▸ **What is needed**: Retype the part of the C++ vector question that runs from "In a comment, you" to "each one time.".

+++ Source document +++

MKSnazzy
MKSnazzy

Reputation: 81

multiplying numbers in vector out of order in C++

My name is Matt. I'm new to StackOverflow and am fairly new to C++. Currently working my way through C++ Primer by Lippman.

I'm doing an exercise in the book, and task is to read integers in to the vector, and then multiply those integers by doing first and last, second and second to last, third and third last etc.

I did it myself without looking anything up, or else I'd barely learn if I just copied... my program compiles and acts as expected. My question is: did I do this correctly? is there a more efficient way of doing it?

I not only want to learn how to make working code, but I want to do it correctly. Thank you in advance!

#include <iostream>
#include <string>
#include <vector>
#include <cctype>

using std::cout; using std::cin; using std::vector; using std::endl;
using std::string;


int main()
{
    vector<int> numbers;
    int usernum = 0;

    cout << "Enter some numbers: ";
    while (cin >> usernum)
    {
        numbers.push_back(usernum);
    }

    unsigned maxElement = numbers.size() - 1;
    unsigned minElement = 0;

    for (auto i : numbers)
    {
        cout << numbers[minElement] << " * " << numbers[maxElement] << " = " << numbers[minElement] * numbers[maxElement] << "\n";
        ++minElement;
        --maxElement;
    }

    return 0;
}

Upvotes: 0

Views: 126

Answers (2)

andrgolubev
andrgolubev

Reputation: 885

  1. The first thing that feels strange for me is the namespaces you are using. Instead of doing: using namespace std::vector; you can fairly just do using namespace std; because you call std::vector anyways: vector<int> numbers;***. This applies to any "used" namespace you work with. Just do using namespace std; once and for all. ***I am unsure that std::vector/std::cout/... is even a namespace. std - is a namespace. std::vector should be a class under std namespace:

namespace std { template<typename T> class vector<T> {...}; }

  1. How come it "acts as expected". I do not get an idea of this loop: while(cin >> usernum). How do you know when the user input is finished from that point? For a first glimpse (did not compile/run it myself) I expect it either:

    • not compile
    • crash at runtime or having undefined behaviour
    • run the while-loop infinitely
  2. Use this instead: for (int i = 0, end_of_vector = numbers.size(); i < end_of_vector/2; i++) { cout << numbers[i] << " * " << numbers[end_of_vector - 1 - i] << " = " << numbers[i] * numbers[end_of_vector - 1 - i] << "\n"; } Reasons:

    • In this case you do not need any special variables to store first and last vector indexes.
    • You iterate only through a half of an array.
    • Using for (auto i : numbers), is is expected to use i as an element of numbers vector. But you do not do this, instead, you use numbers as is. Thus, this for-loop is ambiguous

Upvotes: 0

R Sahu
R Sahu

Reputation: 206687

In a comment, you said:

I've noticed it doesn't actually work as fully expected. It goes through vector and multiplies everything twice as maxElement goes right through to beginning, and minElement goes through to end. Not sure how to stop it once it's only done the operation on each one time.

If you don't want to repeat the multiplications, you need to change the for loop a bit.

for ( ; minElement <= maxElement; ++minElement, --maxElement)
{
    cout << numbers[minElement] << " * " << numbers[maxElement] << " = " << numbers[minElement] * numbers[maxElement] << "\n";
}

PS

When you use this logic, you'll need to make sure that minElement and maxElement are of a signed type. Otherwise, you will run into problems if numbers has only one element.

+++ Material provided +++

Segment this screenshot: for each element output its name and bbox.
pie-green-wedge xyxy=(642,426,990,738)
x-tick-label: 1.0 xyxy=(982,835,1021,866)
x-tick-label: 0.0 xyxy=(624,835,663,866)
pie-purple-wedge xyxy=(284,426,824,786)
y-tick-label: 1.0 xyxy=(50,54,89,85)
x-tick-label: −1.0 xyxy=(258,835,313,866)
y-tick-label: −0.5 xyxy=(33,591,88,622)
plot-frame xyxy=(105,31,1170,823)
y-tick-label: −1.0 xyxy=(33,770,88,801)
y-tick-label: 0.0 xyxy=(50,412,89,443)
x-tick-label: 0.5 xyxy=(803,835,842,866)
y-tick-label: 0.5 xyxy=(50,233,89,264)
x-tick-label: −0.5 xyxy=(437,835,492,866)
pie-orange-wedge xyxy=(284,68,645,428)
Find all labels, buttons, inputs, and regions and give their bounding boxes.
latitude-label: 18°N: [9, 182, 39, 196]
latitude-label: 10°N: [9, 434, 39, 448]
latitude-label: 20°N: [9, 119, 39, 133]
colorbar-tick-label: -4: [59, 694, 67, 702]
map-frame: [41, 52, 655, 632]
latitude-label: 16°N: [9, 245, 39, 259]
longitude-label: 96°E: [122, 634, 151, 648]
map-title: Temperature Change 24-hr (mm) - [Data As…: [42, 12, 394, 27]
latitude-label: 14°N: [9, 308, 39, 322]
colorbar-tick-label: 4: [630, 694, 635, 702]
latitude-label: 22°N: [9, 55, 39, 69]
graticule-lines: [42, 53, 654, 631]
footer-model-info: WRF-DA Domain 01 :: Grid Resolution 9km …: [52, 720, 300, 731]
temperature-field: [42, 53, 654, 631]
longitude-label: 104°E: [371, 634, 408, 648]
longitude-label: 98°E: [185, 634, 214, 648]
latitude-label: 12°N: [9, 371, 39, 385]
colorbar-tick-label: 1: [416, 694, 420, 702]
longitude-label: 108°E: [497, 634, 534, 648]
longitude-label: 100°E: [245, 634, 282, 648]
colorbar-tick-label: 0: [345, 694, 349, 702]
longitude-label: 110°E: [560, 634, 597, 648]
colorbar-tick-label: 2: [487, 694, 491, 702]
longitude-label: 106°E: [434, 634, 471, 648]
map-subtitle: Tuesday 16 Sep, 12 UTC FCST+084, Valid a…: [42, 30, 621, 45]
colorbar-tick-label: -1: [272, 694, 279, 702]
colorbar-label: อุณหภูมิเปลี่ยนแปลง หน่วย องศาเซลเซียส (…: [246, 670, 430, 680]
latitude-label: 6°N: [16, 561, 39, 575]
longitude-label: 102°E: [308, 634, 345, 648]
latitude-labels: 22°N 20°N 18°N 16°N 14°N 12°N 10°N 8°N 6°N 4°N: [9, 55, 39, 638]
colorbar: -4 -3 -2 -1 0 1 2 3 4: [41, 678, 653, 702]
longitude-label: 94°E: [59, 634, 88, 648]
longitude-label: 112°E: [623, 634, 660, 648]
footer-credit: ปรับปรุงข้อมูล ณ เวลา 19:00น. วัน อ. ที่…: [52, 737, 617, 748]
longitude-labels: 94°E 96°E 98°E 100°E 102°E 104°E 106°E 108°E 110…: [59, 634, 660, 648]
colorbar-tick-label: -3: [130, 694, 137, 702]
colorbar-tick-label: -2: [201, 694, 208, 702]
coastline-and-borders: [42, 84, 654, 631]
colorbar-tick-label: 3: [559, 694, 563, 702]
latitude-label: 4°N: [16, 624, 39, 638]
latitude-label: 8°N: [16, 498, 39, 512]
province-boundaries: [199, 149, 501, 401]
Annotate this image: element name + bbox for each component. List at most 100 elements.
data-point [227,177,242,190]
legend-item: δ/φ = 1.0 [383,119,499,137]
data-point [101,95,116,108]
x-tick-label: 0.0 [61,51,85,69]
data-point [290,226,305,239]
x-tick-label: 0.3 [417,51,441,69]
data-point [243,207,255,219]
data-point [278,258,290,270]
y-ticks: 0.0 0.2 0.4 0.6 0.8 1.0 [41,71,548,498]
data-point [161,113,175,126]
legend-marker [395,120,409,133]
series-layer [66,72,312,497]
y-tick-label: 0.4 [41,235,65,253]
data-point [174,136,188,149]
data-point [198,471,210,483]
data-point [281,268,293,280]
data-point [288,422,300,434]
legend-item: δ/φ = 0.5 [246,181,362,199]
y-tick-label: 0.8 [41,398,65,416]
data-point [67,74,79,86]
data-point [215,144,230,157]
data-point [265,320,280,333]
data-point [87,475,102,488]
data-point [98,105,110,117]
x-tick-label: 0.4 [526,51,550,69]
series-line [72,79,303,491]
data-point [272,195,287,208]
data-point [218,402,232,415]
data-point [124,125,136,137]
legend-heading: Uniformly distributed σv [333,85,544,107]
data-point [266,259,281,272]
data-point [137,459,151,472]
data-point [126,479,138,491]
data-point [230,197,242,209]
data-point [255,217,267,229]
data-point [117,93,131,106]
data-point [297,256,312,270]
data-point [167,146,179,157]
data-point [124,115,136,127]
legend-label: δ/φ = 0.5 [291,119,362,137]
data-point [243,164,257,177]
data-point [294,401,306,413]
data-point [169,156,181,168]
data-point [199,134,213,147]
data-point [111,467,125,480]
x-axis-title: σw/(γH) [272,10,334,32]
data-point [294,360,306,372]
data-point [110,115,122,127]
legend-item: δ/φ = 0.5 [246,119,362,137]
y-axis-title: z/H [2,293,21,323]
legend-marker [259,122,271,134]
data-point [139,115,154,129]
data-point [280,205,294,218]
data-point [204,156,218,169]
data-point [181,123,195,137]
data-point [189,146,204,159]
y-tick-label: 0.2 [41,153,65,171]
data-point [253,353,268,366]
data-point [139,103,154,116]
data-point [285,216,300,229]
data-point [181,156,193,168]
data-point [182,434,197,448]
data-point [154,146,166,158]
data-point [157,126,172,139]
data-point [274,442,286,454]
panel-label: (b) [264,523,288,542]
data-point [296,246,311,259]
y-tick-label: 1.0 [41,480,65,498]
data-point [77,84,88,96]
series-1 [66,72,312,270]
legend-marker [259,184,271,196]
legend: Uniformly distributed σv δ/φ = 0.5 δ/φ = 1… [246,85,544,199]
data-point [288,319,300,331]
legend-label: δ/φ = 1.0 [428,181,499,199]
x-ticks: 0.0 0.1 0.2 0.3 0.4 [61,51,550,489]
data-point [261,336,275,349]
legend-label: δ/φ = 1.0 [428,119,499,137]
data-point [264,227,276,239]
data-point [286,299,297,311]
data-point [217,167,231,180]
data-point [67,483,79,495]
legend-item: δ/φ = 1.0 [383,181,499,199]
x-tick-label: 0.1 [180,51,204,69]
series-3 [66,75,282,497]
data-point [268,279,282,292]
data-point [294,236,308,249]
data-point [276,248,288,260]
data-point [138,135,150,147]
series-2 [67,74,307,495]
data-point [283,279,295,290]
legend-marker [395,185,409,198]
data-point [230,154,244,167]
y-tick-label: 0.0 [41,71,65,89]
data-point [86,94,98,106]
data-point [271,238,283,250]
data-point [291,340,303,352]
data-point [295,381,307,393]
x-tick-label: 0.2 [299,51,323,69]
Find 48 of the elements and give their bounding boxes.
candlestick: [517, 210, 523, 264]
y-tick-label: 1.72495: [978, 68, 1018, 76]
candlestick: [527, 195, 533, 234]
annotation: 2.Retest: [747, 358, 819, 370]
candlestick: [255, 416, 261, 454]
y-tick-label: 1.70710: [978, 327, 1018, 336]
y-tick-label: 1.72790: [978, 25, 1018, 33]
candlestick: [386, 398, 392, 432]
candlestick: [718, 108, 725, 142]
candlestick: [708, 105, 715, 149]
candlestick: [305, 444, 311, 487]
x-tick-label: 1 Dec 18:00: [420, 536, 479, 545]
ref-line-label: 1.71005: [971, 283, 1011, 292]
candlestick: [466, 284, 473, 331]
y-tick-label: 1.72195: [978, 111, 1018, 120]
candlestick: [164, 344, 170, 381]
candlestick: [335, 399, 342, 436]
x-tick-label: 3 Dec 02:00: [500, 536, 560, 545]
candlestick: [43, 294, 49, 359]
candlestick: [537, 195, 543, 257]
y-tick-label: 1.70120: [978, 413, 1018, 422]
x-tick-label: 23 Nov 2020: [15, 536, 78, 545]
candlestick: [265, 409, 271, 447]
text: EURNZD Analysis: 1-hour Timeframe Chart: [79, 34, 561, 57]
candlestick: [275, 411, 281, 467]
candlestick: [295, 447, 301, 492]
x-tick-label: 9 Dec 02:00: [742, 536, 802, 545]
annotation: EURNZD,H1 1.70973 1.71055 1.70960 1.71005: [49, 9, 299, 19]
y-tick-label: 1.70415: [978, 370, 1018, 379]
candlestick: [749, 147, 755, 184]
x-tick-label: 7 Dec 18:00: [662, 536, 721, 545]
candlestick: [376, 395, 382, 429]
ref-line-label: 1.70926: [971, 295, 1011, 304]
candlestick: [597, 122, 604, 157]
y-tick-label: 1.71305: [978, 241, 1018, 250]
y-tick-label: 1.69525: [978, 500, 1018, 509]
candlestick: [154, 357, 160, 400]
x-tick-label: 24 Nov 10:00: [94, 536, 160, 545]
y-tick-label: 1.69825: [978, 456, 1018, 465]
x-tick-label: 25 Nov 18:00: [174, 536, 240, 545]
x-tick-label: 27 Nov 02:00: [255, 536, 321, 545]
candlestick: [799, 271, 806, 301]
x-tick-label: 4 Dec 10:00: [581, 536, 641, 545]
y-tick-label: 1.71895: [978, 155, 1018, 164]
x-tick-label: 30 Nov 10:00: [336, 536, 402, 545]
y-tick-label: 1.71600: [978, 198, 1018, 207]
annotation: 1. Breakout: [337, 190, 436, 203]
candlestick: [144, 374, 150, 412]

+++

▸ **Response to this task**:
In a comment, you said:

I've noticed it doesn't actually work as fully expected. It goes through vector and multiplies everything twice as maxElement goes right through to beginning, and minElement goes through to end. Not sure how to stop it once it's only done the operation on each one time.